----- Dataset excerpts

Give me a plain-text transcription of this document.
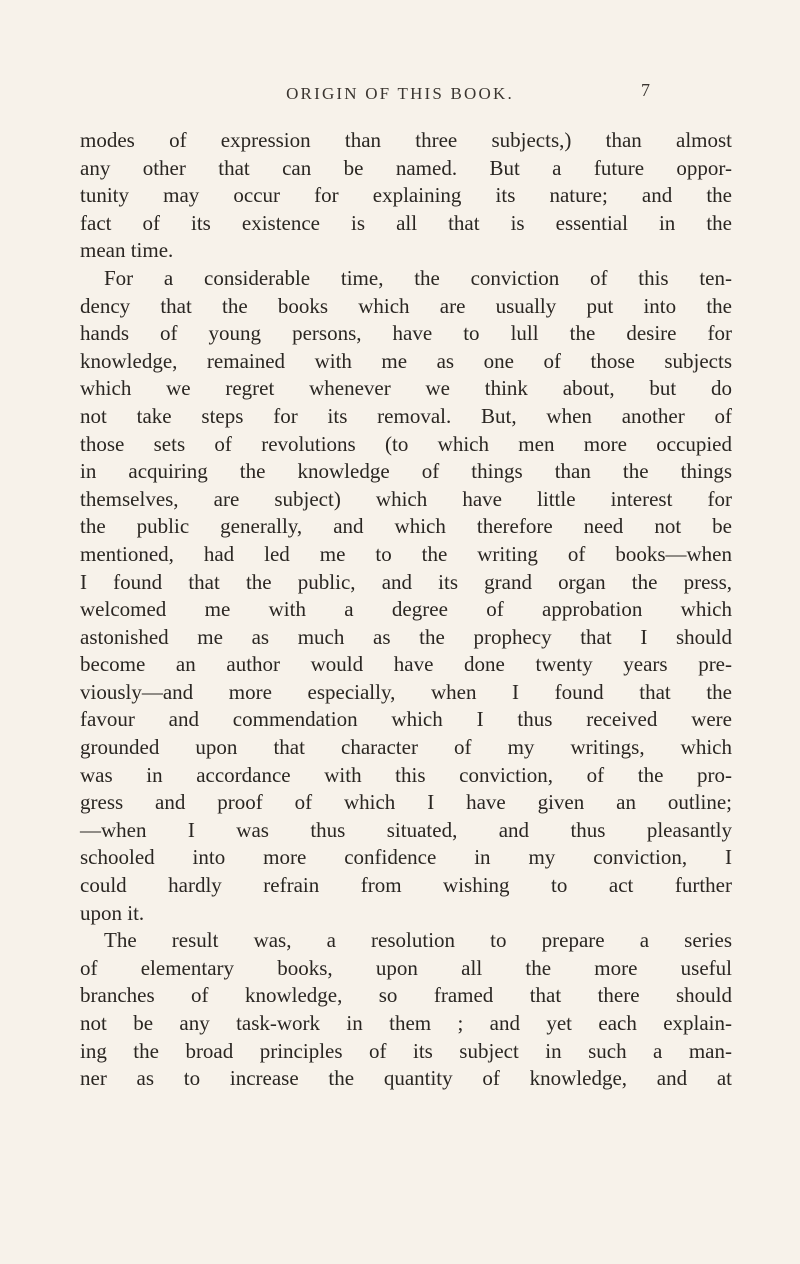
ORIGIN OF THIS BOOK.	7
modes of expression than three subjects,) than almost
any other that can be named. But a future oppor-
tunity may occur for explaining its nature; and the
fact of its existence is all that is essential in the
mean time.
For a considerable time, the conviction of this ten-
dency that the books which are usually put into the
hands of young persons, have to lull the desire for
knowledge, remained with me as one of those subjects
which we regret whenever we think about, but do
not take steps for its removal. But, when another of
those sets of revolutions (to which men more occupied
in acquiring the knowledge of things than the things
themselves, are subject) which have little interest for
the public generally, and which therefore need not be
mentioned, had led me to the writing of books—when
I found that the public, and its grand organ the press,
welcomed me with a degree of approbation which
astonished me as much as the prophecy that I should
become an author would have done twenty years pre-
viously—and more especially, when I found that the
favour and commendation which I thus received were
grounded upon that character of my writings, which
was in accordance with this conviction, of the pro-
gress and proof of which I have given an outline;
—when I was thus situated, and thus pleasantly
schooled into more confidence in my conviction, I
could hardly refrain from wishing to act further
upon it.
The result was, a resolution to prepare a series
of elementary books, upon all the more useful
branches of knowledge, so framed that there should
not be any task-work in them ; and yet each explain-
ing the broad principles of its subject in such a man-
ner as to increase the quantity of knowledge, and at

----------

• [Work to do] Without including any pictures, output all the entries above exactly.

• [Correct answer]
Give me a plain-text transcription of this document.
ORIGIN OF THIS BOOK.	7
modes of expression than three subjects,) than almost
any other that can be named. But a future oppor-
tunity may occur for explaining its nature; and the
fact of its existence is all that is essential in the
mean time.
For a considerable time, the conviction of this ten-
dency that the books which are usually put into the
hands of young persons, have to lull the desire for
knowledge, remained with me as one of those subjects
which we regret whenever we think about, but do
not take steps for its removal. But, when another of
those sets of revolutions (to which men more occupied
in acquiring the knowledge of things than the things
themselves, are subject) which have little interest for
the public generally, and which therefore need not be
mentioned, had led me to the writing of books—when
I found that the public, and its grand organ the press,
welcomed me with a degree of approbation which
astonished me as much as the prophecy that I should
become an author would have done twenty years pre-
viously—and more especially, when I found that the
favour and commendation which I thus received were
grounded upon that character of my writings, which
was in accordance with this conviction, of the pro-
gress and proof of which I have given an outline;
—when I was thus situated, and thus pleasantly
schooled into more confidence in my conviction, I
could hardly refrain from wishing to act further
upon it.
The result was, a resolution to prepare a series
of elementary books, upon all the more useful
branches of knowledge, so framed that there should
not be any task-work in them ; and yet each explain-
ing the broad principles of its subject in such a man-
ner as to increase the quantity of knowledge, and at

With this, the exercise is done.